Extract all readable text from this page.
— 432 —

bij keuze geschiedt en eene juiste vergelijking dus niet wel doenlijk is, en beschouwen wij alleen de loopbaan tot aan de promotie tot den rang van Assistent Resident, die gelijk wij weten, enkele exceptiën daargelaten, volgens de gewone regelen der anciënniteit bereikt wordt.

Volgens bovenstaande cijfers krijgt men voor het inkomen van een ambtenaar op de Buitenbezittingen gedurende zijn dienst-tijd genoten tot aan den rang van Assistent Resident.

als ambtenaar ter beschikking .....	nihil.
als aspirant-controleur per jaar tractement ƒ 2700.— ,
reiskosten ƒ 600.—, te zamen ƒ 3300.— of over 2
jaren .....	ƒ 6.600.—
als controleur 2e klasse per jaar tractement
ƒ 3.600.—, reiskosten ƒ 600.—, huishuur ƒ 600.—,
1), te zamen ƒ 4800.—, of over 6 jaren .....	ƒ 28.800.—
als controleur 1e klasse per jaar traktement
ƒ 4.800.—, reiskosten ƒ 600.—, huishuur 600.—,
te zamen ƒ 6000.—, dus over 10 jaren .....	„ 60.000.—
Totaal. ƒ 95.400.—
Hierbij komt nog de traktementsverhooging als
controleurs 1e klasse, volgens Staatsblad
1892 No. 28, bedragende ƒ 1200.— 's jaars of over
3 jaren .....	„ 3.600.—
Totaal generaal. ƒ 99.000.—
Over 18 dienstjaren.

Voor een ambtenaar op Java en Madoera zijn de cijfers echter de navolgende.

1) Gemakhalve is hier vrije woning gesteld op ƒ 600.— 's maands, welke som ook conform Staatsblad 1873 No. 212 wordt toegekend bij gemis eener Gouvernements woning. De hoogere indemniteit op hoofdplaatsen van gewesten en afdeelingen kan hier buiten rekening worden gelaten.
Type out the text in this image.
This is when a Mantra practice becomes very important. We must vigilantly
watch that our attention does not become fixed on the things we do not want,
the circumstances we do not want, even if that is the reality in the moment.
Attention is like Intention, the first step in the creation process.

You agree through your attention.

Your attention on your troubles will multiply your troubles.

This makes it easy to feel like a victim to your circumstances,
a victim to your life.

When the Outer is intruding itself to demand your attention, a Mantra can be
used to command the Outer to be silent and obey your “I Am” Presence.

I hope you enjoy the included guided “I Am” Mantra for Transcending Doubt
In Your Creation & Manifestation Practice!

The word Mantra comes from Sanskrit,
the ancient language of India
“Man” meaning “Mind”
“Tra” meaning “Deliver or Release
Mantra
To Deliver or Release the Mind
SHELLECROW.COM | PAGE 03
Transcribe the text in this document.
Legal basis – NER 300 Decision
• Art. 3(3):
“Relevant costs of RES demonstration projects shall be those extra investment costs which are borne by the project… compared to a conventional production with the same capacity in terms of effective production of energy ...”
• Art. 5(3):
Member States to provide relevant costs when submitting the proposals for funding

+===+

▶ _WHAT IS BEING ASKED_
Reproduce the material above exactly; please quote every line of it.

▶ _EXERCISE OUTPUT_
Extract all readable text from this page.
— 432 —

bij keuze geschiedt en eene juiste vergelijking dus niet wel doenlijk is, en beschouwen wij alleen de loopbaan tot aan de promotie tot den rang van Assistent Resident, die gelijk wij weten, enkele exceptiën daargelaten, volgens de gewone regelen der anciënniteit bereikt wordt.

Volgens bovenstaande cijfers krijgt men voor het inkomen van een ambtenaar op de Buitenbezittingen gedurende zijn dienst-tijd genoten tot aan den rang van Assistent Resident.

als ambtenaar ter beschikking .....	nihil.
als aspirant-controleur per jaar tractement ƒ 2700.— ,
reiskosten ƒ 600.—, te zamen ƒ 3300.— of over 2
jaren .....	ƒ 6.600.—
als controleur 2e klasse per jaar tractement
ƒ 3.600.—, reiskosten ƒ 600.—, huishuur ƒ 600.—,
1), te zamen ƒ 4800.—, of over 6 jaren .....	ƒ 28.800.—
als controleur 1e klasse per jaar traktement
ƒ 4.800.—, reiskosten ƒ 600.—, huishuur 600.—,
te zamen ƒ 6000.—, dus over 10 jaren .....	„ 60.000.—
Totaal. ƒ 95.400.—
Hierbij komt nog de traktementsverhooging als
controleurs 1e klasse, volgens Staatsblad
1892 No. 28, bedragende ƒ 1200.— 's jaars of over
3 jaren .....	„ 3.600.—
Totaal generaal. ƒ 99.000.—
Over 18 dienstjaren.

Voor een ambtenaar op Java en Madoera zijn de cijfers echter de navolgende.

1) Gemakhalve is hier vrije woning gesteld op ƒ 600.— 's maands, welke som ook conform Staatsblad 1873 No. 212 wordt toegekend bij gemis eener Gouvernements woning. De hoogere indemniteit op hoofdplaatsen van gewesten en afdeelingen kan hier buiten rekening worden gelaten.
Type out the text in this image.
This is when a Mantra practice becomes very important. We must vigilantly
watch that our attention does not become fixed on the things we do not want,
the circumstances we do not want, even if that is the reality in the moment.
Attention is like Intention, the first step in the creation process.

You agree through your attention.

Your attention on your troubles will multiply your troubles.

This makes it easy to feel like a victim to your circumstances,
a victim to your life.

When the Outer is intruding itself to demand your attention, a Mantra can be
used to command the Outer to be silent and obey your “I Am” Presence.

I hope you enjoy the included guided “I Am” Mantra for Transcending Doubt
In Your Creation & Manifestation Practice!

The word Mantra comes from Sanskrit,
the ancient language of India
“Man” meaning “Mind”
“Tra” meaning “Deliver or Release
Mantra
To Deliver or Release the Mind
SHELLECROW.COM | PAGE 03
Transcribe the text in this document.
Legal basis – NER 300 Decision
• Art. 3(3):
“Relevant costs of RES demonstration projects shall be those extra investment costs which are borne by the project… compared to a conventional production with the same capacity in terms of effective production of energy ...”
• Art. 5(3):
Member States to provide relevant costs when submitting the proposals for funding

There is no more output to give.